EXERCISE :: Reproduce the records below in full and word for word, excluding pictures.

RECORD SET ::
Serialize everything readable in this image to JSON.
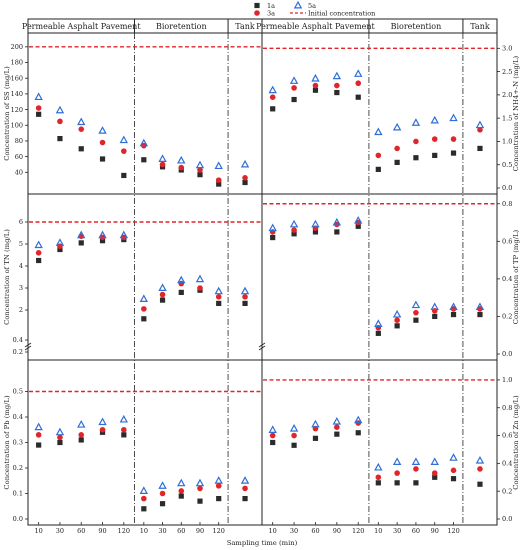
{
  "legend": {
    "items": [
      {
        "label": "1a",
        "marker": "square",
        "color": "#2b2b2b"
      },
      {
        "label": "3a",
        "marker": "circle",
        "color": "#e0262b"
      },
      {
        "label": "5a",
        "marker": "triangle",
        "color": "#2f6fd6"
      },
      {
        "label": "Initial concentration",
        "marker": "dashed-line",
        "color": "#e0262b"
      }
    ]
  },
  "x_axis": {
    "label": "Sampling time (min)",
    "tick_labels": [
      "10",
      "30",
      "60",
      "90",
      "120"
    ]
  },
  "sections": [
    "Permeable Asphalt Pavement",
    "Bioretention",
    "Tank"
  ],
  "chart_data": [
    {
      "type": "scatter",
      "ylabel": "Concentration of SS (mg/L)",
      "ylim": [
        20,
        210
      ],
      "yticks": [
        "40",
        "60",
        "80",
        "100",
        "120",
        "140",
        "160",
        "180",
        "200"
      ],
      "initial": 200,
      "series": [
        {
          "name": "1a",
          "pap": [
            114,
            83,
            70,
            57,
            36
          ],
          "bio": [
            56,
            47,
            43,
            37,
            25
          ],
          "tank": 27
        },
        {
          "name": "3a",
          "pap": [
            122,
            105,
            95,
            78,
            67
          ],
          "bio": [
            74,
            50,
            46,
            43,
            30
          ],
          "tank": 33
        },
        {
          "name": "5a",
          "pap": [
            136,
            119,
            104,
            93,
            81
          ],
          "bio": [
            77,
            57,
            55,
            49,
            48
          ],
          "tank": 50
        }
      ]
    },
    {
      "type": "scatter",
      "ylabel": "Concentration of NH4+-N (mg/L)",
      "ylim": [
        0.0,
        3.2
      ],
      "yticks": [
        "0.0",
        "0.5",
        "1.0",
        "1.5",
        "2.0",
        "2.5",
        "3.0"
      ],
      "initial": 3.0,
      "series": [
        {
          "name": "1a",
          "pap": [
            1.7,
            1.9,
            2.1,
            2.05,
            1.95
          ],
          "bio": [
            0.4,
            0.55,
            0.65,
            0.7,
            0.75
          ],
          "tank": 0.85
        },
        {
          "name": "3a",
          "pap": [
            1.95,
            2.15,
            2.2,
            2.2,
            2.25
          ],
          "bio": [
            0.7,
            0.85,
            1.0,
            1.05,
            1.05
          ],
          "tank": 1.25
        },
        {
          "name": "5a",
          "pap": [
            2.1,
            2.3,
            2.35,
            2.4,
            2.45
          ],
          "bio": [
            1.2,
            1.3,
            1.4,
            1.45,
            1.5
          ],
          "tank": 1.35
        }
      ]
    },
    {
      "type": "scatter",
      "ylabel": "Concentration of TN (mg/L)",
      "ylim": [
        0,
        7
      ],
      "yticks": [
        "0.2",
        "0.4",
        "2",
        "3",
        "4",
        "5",
        "6"
      ],
      "initial": 6.0,
      "series": [
        {
          "name": "1a",
          "pap": [
            4.25,
            4.75,
            5.05,
            5.15,
            5.2
          ],
          "bio": [
            1.6,
            2.45,
            2.8,
            2.9,
            2.3
          ],
          "tank": 2.3
        },
        {
          "name": "3a",
          "pap": [
            4.6,
            4.9,
            5.35,
            5.3,
            5.3
          ],
          "bio": [
            2.05,
            2.7,
            3.2,
            3.0,
            2.6
          ],
          "tank": 2.6
        },
        {
          "name": "5a",
          "pap": [
            4.95,
            5.05,
            5.4,
            5.4,
            5.4
          ],
          "bio": [
            2.5,
            3.0,
            3.35,
            3.4,
            2.85
          ],
          "tank": 2.85
        }
      ]
    },
    {
      "type": "scatter",
      "ylabel": "Concentration of TP (mg/L)",
      "ylim": [
        0.0,
        0.82
      ],
      "yticks": [
        "0.0",
        "0.2",
        "0.4",
        "0.6",
        "0.8"
      ],
      "initial": 0.8,
      "series": [
        {
          "name": "1a",
          "pap": [
            0.62,
            0.64,
            0.65,
            0.65,
            0.68
          ],
          "bio": [
            0.11,
            0.15,
            0.18,
            0.2,
            0.21
          ],
          "tank": 0.21
        },
        {
          "name": "3a",
          "pap": [
            0.65,
            0.66,
            0.67,
            0.69,
            0.7
          ],
          "bio": [
            0.14,
            0.18,
            0.22,
            0.23,
            0.24
          ],
          "tank": 0.24
        },
        {
          "name": "5a",
          "pap": [
            0.67,
            0.69,
            0.69,
            0.7,
            0.71
          ],
          "bio": [
            0.16,
            0.21,
            0.26,
            0.25,
            0.25
          ],
          "tank": 0.25
        }
      ]
    },
    {
      "type": "scatter",
      "ylabel": "Concentration of Pb (mg/L)",
      "ylim": [
        0.0,
        0.6
      ],
      "yticks": [
        "0.0",
        "0.1",
        "0.2",
        "0.3",
        "0.4",
        "0.5"
      ],
      "initial": 0.5,
      "series": [
        {
          "name": "1a",
          "pap": [
            0.29,
            0.3,
            0.31,
            0.34,
            0.33
          ],
          "bio": [
            0.04,
            0.06,
            0.09,
            0.07,
            0.08
          ],
          "tank": 0.08
        },
        {
          "name": "3a",
          "pap": [
            0.33,
            0.32,
            0.33,
            0.35,
            0.35
          ],
          "bio": [
            0.08,
            0.1,
            0.11,
            0.12,
            0.13
          ],
          "tank": 0.12
        },
        {
          "name": "5a",
          "pap": [
            0.36,
            0.34,
            0.37,
            0.38,
            0.39
          ],
          "bio": [
            0.11,
            0.13,
            0.14,
            0.14,
            0.15
          ],
          "tank": 0.15
        }
      ]
    },
    {
      "type": "scatter",
      "ylabel": "Concentration of Zn (mg/L)",
      "ylim": [
        0.0,
        1.1
      ],
      "yticks": [
        "0.0",
        "0.2",
        "0.4",
        "0.6",
        "0.8",
        "1.0"
      ],
      "initial": 1.0,
      "series": [
        {
          "name": "1a",
          "pap": [
            0.55,
            0.53,
            0.58,
            0.61,
            0.62
          ],
          "bio": [
            0.26,
            0.26,
            0.26,
            0.3,
            0.29
          ],
          "tank": 0.25
        },
        {
          "name": "3a",
          "pap": [
            0.6,
            0.6,
            0.65,
            0.66,
            0.69
          ],
          "bio": [
            0.3,
            0.33,
            0.36,
            0.33,
            0.35
          ],
          "tank": 0.36
        },
        {
          "name": "5a",
          "pap": [
            0.64,
            0.65,
            0.68,
            0.7,
            0.71
          ],
          "bio": [
            0.37,
            0.41,
            0.41,
            0.41,
            0.44
          ],
          "tank": 0.42
        }
      ]
    }
  ]
}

RESPONSE TO THE TASK ::
Serialize everything readable in this image to JSON.
{
  "legend": {
    "items": [
      {
        "label": "1a",
        "marker": "square",
        "color": "#2b2b2b"
      },
      {
        "label": "3a",
        "marker": "circle",
        "color": "#e0262b"
      },
      {
        "label": "5a",
        "marker": "triangle",
        "color": "#2f6fd6"
      },
      {
        "label": "Initial concentration",
        "marker": "dashed-line",
        "color": "#e0262b"
      }
    ]
  },
  "x_axis": {
    "label": "Sampling time (min)",
    "tick_labels": [
      "10",
      "30",
      "60",
      "90",
      "120"
    ]
  },
  "sections": [
    "Permeable Asphalt Pavement",
    "Bioretention",
    "Tank"
  ],
  "chart_data": [
    {
      "type": "scatter",
      "ylabel": "Concentration of SS (mg/L)",
      "ylim": [
        20,
        210
      ],
      "yticks": [
        "40",
        "60",
        "80",
        "100",
        "120",
        "140",
        "160",
        "180",
        "200"
      ],
      "initial": 200,
      "series": [
        {
          "name": "1a",
          "pap": [
            114,
            83,
            70,
            57,
            36
          ],
          "bio": [
            56,
            47,
            43,
            37,
            25
          ],
          "tank": 27
        },
        {
          "name": "3a",
          "pap": [
            122,
            105,
            95,
            78,
            67
          ],
          "bio": [
            74,
            50,
            46,
            43,
            30
          ],
          "tank": 33
        },
        {
          "name": "5a",
          "pap": [
            136,
            119,
            104,
            93,
            81
          ],
          "bio": [
            77,
            57,
            55,
            49,
            48
          ],
          "tank": 50
        }
      ]
    },
    {
      "type": "scatter",
      "ylabel": "Concentration of NH4+-N (mg/L)",
      "ylim": [
        0.0,
        3.2
      ],
      "yticks": [
        "0.0",
        "0.5",
        "1.0",
        "1.5",
        "2.0",
        "2.5",
        "3.0"
      ],
      "initial": 3.0,
      "series": [
        {
          "name": "1a",
          "pap": [
            1.7,
            1.9,
            2.1,
            2.05,
            1.95
          ],
          "bio": [
            0.4,
            0.55,
            0.65,
            0.7,
            0.75
          ],
          "tank": 0.85
        },
        {
          "name": "3a",
          "pap": [
            1.95,
            2.15,
            2.2,
            2.2,
            2.25
          ],
          "bio": [
            0.7,
            0.85,
            1.0,
            1.05,
            1.05
          ],
          "tank": 1.25
        },
        {
          "name": "5a",
          "pap": [
            2.1,
            2.3,
            2.35,
            2.4,
            2.45
          ],
          "bio": [
            1.2,
            1.3,
            1.4,
            1.45,
            1.5
          ],
          "tank": 1.35
        }
      ]
    },
    {
      "type": "scatter",
      "ylabel": "Concentration of TN (mg/L)",
      "ylim": [
        0,
        7
      ],
      "yticks": [
        "0.2",
        "0.4",
        "2",
        "3",
        "4",
        "5",
        "6"
      ],
      "initial": 6.0,
      "series": [
        {
          "name": "1a",
          "pap": [
            4.25,
            4.75,
            5.05,
            5.15,
            5.2
          ],
          "bio": [
            1.6,
            2.45,
            2.8,
            2.9,
            2.3
          ],
          "tank": 2.3
        },
        {
          "name": "3a",
          "pap": [
            4.6,
            4.9,
            5.35,
            5.3,
            5.3
          ],
          "bio": [
            2.05,
            2.7,
            3.2,
            3.0,
            2.6
          ],
          "tank": 2.6
        },
        {
          "name": "5a",
          "pap": [
            4.95,
            5.05,
            5.4,
            5.4,
            5.4
          ],
          "bio": [
            2.5,
            3.0,
            3.35,
            3.4,
            2.85
          ],
          "tank": 2.85
        }
      ]
    },
    {
      "type": "scatter",
      "ylabel": "Concentration of TP (mg/L)",
      "ylim": [
        0.0,
        0.82
      ],
      "yticks": [
        "0.0",
        "0.2",
        "0.4",
        "0.6",
        "0.8"
      ],
      "initial": 0.8,
      "series": [
        {
          "name": "1a",
          "pap": [
            0.62,
            0.64,
            0.65,
            0.65,
            0.68
          ],
          "bio": [
            0.11,
            0.15,
            0.18,
            0.2,
            0.21
          ],
          "tank": 0.21
        },
        {
          "name": "3a",
          "pap": [
            0.65,
            0.66,
            0.67,
            0.69,
            0.7
          ],
          "bio": [
            0.14,
            0.18,
            0.22,
            0.23,
            0.24
          ],
          "tank": 0.24
        },
        {
          "name": "5a",
          "pap": [
            0.67,
            0.69,
            0.69,
            0.7,
            0.71
          ],
          "bio": [
            0.16,
            0.21,
            0.26,
            0.25,
            0.25
          ],
          "tank": 0.25
        }
      ]
    },
    {
      "type": "scatter",
      "ylabel": "Concentration of Pb (mg/L)",
      "ylim": [
        0.0,
        0.6
      ],
      "yticks": [
        "0.0",
        "0.1",
        "0.2",
        "0.3",
        "0.4",
        "0.5"
      ],
      "initial": 0.5,
      "series": [
        {
          "name": "1a",
          "pap": [
            0.29,
            0.3,
            0.31,
            0.34,
            0.33
          ],
          "bio": [
            0.04,
            0.06,
            0.09,
            0.07,
            0.08
          ],
          "tank": 0.08
        },
        {
          "name": "3a",
          "pap": [
            0.33,
            0.32,
            0.33,
            0.35,
            0.35
          ],
          "bio": [
            0.08,
            0.1,
            0.11,
            0.12,
            0.13
          ],
          "tank": 0.12
        },
        {
          "name": "5a",
          "pap": [
            0.36,
            0.34,
            0.37,
            0.38,
            0.39
          ],
          "bio": [
            0.11,
            0.13,
            0.14,
            0.14,
            0.15
          ],
          "tank": 0.15
        }
      ]
    },
    {
      "type": "scatter",
      "ylabel": "Concentration of Zn (mg/L)",
      "ylim": [
        0.0,
        1.1
      ],
      "yticks": [
        "0.0",
        "0.2",
        "0.4",
        "0.6",
        "0.8",
        "1.0"
      ],
      "initial": 1.0,
      "series": [
        {
          "name": "1a",
          "pap": [
            0.55,
            0.53,
            0.58,
            0.61,
            0.62
          ],
          "bio": [
            0.26,
            0.26,
            0.26,
            0.3,
            0.29
          ],
          "tank": 0.25
        },
        {
          "name": "3a",
          "pap": [
            0.6,
            0.6,
            0.65,
            0.66,
            0.69
          ],
          "bio": [
            0.3,
            0.33,
            0.36,
            0.33,
            0.35
          ],
          "tank": 0.36
        },
        {
          "name": "5a",
          "pap": [
            0.64,
            0.65,
            0.68,
            0.7,
            0.71
          ],
          "bio": [
            0.37,
            0.41,
            0.41,
            0.41,
            0.44
          ],
          "tank": 0.42
        }
      ]
    }
  ]
}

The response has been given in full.